■ ACTIVITY 1:
Set down the part of the social network security passage from "Bottom line, there" to "social network profile.", copying it word for word.
■ ACTIVITY 2:
Name every social network that the social network security passage discusses by name.
■ ACTIVITY 3:
Answer these questions from the social network security passage:
(a) How many failed login attempts does MySpace allow before it presents a Captcha?
(b) What minimum password length does the passage recommend?
(c) For which systems is 1Password named as available?

■ SUPPLIED PASSAGE:
______
Most social networks have implemented Captchas to prevent brute forcing of user accounts. However, there are some exceptions to that rule. Several social networks don’t use Captchas for the mobile versions of their Web sites, most likely because they’re a nuisance for mobile users.
On Facebook, after three failed login tries, the user is presented with a Captcha. Solve it and you get three more attempts. Facebook’s mobile Web site has no Captcha protection; however, after 10 failed login attempts, the account is locked for a period of time, after which the user can try a single login again. This could be scripted to create a slow brute-force attack.
MySpace allows 10 failed login attempts, after which the user is presented with a Captcha. The MySpace mobile Web site uses an identical control. Twitter allows three failed login attempts and then presents a Captcha. Twitter’s mobile site has no Captcha protection in place, so user accounts can be brute forced. LinkedIn users only get one failed login attempt before being presented with a Captcha. The LinkedIn mobile site has a Captcha presented at first login. Before you feel warm and fuzzy toward LinkedIn, however, remember it lacks in other areas, such as password complexity checks.
Bottom line, there is little consistency among social networks regarding common security controls.
You can help employees mitigate many of these risks by simply following basic password creation and management guidelines. Encourage them to choose complex passwords that contain letters, numbers, special characters, and are at least 12 characters. Longer is always better. Passwords shouldn’t be able to be guessed simply by looking at the personal information on the user’s social network profile.
Encourage the use of a unique password for every Web site and internal service. Push the use of passphrases over passwords. Passphrases are generally easier to remember and harder to brute force. For example, take a phrase like, “I have three favorite authors at the library.” Either use the entire phrase or break it up to be: “Ih3fa@tl.”
That brings us to our top recommendation: Encourage employees to use a password manager. There are some very good and easy-to-use systems available, many of them free. You need a complex password to open the application, which then auto-generates complex and unique passwords and stores them securely. Two popular password managers are KeePass (free) for Windows, Linux, and OS X, and 1Password (commercial) for Windows and OS X systems. Both can be used on mobile devices like the iPhone. It’s important to make clear that you’re not talking about the password managers in Web browsers.
Finally, ensure users regularly review the privacy settings on their social network profiles. Social networks in general initially set privacy settings to defaults that let anyone view information. Visit SocialMediaSecurity.com for guides and other information on how to properly configure these settings.
______
■ DATA RECORDS:
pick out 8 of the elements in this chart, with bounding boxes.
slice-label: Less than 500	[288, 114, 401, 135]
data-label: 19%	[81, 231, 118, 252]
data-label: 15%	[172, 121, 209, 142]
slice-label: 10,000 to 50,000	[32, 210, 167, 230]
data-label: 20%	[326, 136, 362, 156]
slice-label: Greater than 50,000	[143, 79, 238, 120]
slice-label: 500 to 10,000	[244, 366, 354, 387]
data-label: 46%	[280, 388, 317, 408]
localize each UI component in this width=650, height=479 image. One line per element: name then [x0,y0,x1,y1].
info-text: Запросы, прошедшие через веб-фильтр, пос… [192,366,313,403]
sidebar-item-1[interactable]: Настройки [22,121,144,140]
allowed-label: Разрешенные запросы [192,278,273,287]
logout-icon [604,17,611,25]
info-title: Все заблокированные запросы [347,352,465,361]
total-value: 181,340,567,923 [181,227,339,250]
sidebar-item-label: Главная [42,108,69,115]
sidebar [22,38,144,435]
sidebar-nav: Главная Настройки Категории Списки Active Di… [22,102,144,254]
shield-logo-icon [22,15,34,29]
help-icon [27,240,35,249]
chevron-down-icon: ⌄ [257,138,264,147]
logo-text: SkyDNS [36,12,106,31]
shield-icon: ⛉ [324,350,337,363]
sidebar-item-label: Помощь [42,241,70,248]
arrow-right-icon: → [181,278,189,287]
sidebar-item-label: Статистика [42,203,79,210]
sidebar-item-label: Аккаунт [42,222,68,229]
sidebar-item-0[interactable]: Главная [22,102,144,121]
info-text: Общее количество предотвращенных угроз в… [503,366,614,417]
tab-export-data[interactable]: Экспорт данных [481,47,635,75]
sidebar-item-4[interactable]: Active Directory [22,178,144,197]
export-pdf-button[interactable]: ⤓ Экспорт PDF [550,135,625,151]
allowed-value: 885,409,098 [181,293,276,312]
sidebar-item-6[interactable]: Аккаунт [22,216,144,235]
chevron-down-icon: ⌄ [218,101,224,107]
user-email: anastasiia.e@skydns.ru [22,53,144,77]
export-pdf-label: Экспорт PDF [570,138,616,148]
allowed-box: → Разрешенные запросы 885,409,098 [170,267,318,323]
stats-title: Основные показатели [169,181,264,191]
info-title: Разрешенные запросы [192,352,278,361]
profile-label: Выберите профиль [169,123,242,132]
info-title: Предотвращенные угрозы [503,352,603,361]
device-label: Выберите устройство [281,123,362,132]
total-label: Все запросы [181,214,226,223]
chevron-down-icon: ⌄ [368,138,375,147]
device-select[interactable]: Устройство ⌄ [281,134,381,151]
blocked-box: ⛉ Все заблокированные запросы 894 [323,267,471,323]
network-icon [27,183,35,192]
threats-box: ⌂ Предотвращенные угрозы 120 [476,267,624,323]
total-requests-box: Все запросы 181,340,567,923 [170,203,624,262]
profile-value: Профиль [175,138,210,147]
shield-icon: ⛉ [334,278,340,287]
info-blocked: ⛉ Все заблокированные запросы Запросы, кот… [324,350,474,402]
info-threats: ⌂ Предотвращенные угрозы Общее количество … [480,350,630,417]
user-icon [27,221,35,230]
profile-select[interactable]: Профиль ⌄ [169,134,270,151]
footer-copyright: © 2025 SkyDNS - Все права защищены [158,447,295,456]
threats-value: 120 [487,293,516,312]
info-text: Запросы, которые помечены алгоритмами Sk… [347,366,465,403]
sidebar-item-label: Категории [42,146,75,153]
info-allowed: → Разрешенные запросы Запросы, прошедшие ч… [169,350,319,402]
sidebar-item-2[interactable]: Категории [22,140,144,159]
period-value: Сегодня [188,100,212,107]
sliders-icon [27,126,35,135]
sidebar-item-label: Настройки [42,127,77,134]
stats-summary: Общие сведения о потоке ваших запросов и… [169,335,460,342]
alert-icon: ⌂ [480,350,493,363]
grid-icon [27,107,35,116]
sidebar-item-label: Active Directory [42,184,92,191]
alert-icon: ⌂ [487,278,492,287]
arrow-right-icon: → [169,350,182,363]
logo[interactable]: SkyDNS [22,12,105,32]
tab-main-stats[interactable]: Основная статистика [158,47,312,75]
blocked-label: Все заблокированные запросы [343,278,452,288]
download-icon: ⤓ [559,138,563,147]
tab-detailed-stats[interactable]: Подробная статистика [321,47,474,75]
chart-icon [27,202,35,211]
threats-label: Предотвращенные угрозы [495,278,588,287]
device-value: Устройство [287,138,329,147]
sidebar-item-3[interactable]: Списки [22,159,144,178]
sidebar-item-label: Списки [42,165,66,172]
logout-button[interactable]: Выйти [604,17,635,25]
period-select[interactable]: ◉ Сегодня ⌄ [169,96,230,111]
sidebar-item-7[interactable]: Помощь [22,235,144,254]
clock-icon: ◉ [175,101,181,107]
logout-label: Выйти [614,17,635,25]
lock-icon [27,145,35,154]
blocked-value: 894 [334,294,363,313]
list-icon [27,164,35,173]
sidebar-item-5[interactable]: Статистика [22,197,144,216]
______
■ WRITTEN ANSWER 1:
Bottom line, there is little consistency among social networks regarding common security controls.
You can help employees mitigate many of these risks by simply following basic password creation and management guidelines. Encourage them to choose complex passwords that contain letters, numbers, special characters, and are at least 12 characters. Longer is always better. Passwords shouldn’t be able to be guessed simply by looking at the personal information on the user’s social network profile.

■ WRITTEN ANSWER 2:
Facebook, MySpace, Twitter, LinkedIn

■ WRITTEN ANSWER 3:
(a) 10
(b) At least 12 characters
(c) Windows and OS X